Problem to solve: A faithful transcription of all the data is required.
>> Start
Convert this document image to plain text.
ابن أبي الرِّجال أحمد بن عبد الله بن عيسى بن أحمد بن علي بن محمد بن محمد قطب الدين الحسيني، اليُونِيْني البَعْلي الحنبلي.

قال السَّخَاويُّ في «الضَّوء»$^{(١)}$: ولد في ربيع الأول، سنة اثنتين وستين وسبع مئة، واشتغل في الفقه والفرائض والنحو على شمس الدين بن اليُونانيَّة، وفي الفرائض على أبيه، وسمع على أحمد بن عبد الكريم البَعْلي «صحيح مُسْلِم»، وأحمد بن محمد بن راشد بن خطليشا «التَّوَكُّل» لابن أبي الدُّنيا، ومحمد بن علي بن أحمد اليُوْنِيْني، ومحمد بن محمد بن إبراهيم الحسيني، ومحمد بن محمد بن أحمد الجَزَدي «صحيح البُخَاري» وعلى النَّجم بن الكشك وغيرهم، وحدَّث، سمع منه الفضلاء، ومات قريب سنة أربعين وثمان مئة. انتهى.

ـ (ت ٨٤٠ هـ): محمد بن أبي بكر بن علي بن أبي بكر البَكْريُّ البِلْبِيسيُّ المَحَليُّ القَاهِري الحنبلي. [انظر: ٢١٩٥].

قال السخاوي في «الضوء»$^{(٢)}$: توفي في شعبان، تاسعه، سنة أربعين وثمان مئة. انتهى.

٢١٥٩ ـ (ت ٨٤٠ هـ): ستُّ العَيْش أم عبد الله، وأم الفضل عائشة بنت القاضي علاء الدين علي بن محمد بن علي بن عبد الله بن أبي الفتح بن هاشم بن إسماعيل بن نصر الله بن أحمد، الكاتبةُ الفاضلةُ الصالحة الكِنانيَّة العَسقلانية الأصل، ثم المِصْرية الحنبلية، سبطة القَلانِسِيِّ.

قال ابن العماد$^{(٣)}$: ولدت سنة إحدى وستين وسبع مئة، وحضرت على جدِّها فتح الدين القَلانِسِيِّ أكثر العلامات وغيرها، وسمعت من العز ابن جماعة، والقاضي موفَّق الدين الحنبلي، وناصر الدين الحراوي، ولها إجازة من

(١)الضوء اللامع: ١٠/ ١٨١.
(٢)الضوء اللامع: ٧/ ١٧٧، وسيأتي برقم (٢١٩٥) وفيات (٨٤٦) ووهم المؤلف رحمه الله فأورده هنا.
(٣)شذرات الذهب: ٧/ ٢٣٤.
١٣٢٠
>> End
Solution to this exercise:
Convert this document image to plain text.
ابن أبي الرِّجال أحمد بن عبد الله بن عيسى بن أحمد بن علي بن محمد بن محمد قطب الدين الحسيني، اليُونِيْني البَعْلي الحنبلي.

قال السَّخَاويُّ في «الضَّوء»$^{(١)}$: ولد في ربيع الأول، سنة اثنتين وستين وسبع مئة، واشتغل في الفقه والفرائض والنحو على شمس الدين بن اليُونانيَّة، وفي الفرائض على أبيه، وسمع على أحمد بن عبد الكريم البَعْلي «صحيح مُسْلِم»، وأحمد بن محمد بن راشد بن خطليشا «التَّوَكُّل» لابن أبي الدُّنيا، ومحمد بن علي بن أحمد اليُوْنِيْني، ومحمد بن محمد بن إبراهيم الحسيني، ومحمد بن محمد بن أحمد الجَزَدي «صحيح البُخَاري» وعلى النَّجم بن الكشك وغيرهم، وحدَّث، سمع منه الفضلاء، ومات قريب سنة أربعين وثمان مئة. انتهى.

ـ (ت ٨٤٠ هـ): محمد بن أبي بكر بن علي بن أبي بكر البَكْريُّ البِلْبِيسيُّ المَحَليُّ القَاهِري الحنبلي. [انظر: ٢١٩٥].

قال السخاوي في «الضوء»$^{(٢)}$: توفي في شعبان، تاسعه، سنة أربعين وثمان مئة. انتهى.

٢١٥٩ ـ (ت ٨٤٠ هـ): ستُّ العَيْش أم عبد الله، وأم الفضل عائشة بنت القاضي علاء الدين علي بن محمد بن علي بن عبد الله بن أبي الفتح بن هاشم بن إسماعيل بن نصر الله بن أحمد، الكاتبةُ الفاضلةُ الصالحة الكِنانيَّة العَسقلانية الأصل، ثم المِصْرية الحنبلية، سبطة القَلانِسِيِّ.

قال ابن العماد$^{(٣)}$: ولدت سنة إحدى وستين وسبع مئة، وحضرت على جدِّها فتح الدين القَلانِسِيِّ أكثر العلامات وغيرها، وسمعت من العز ابن جماعة، والقاضي موفَّق الدين الحنبلي، وناصر الدين الحراوي، ولها إجازة من

(١)الضوء اللامع: ١٠/ ١٨١.
(٢)الضوء اللامع: ٧/ ١٧٧، وسيأتي برقم (٢١٩٥) وفيات (٨٤٦) ووهم المؤلف رحمه الله فأورده هنا.
(٣)شذرات الذهب: ٧/ ٢٣٤.
١٣٢٠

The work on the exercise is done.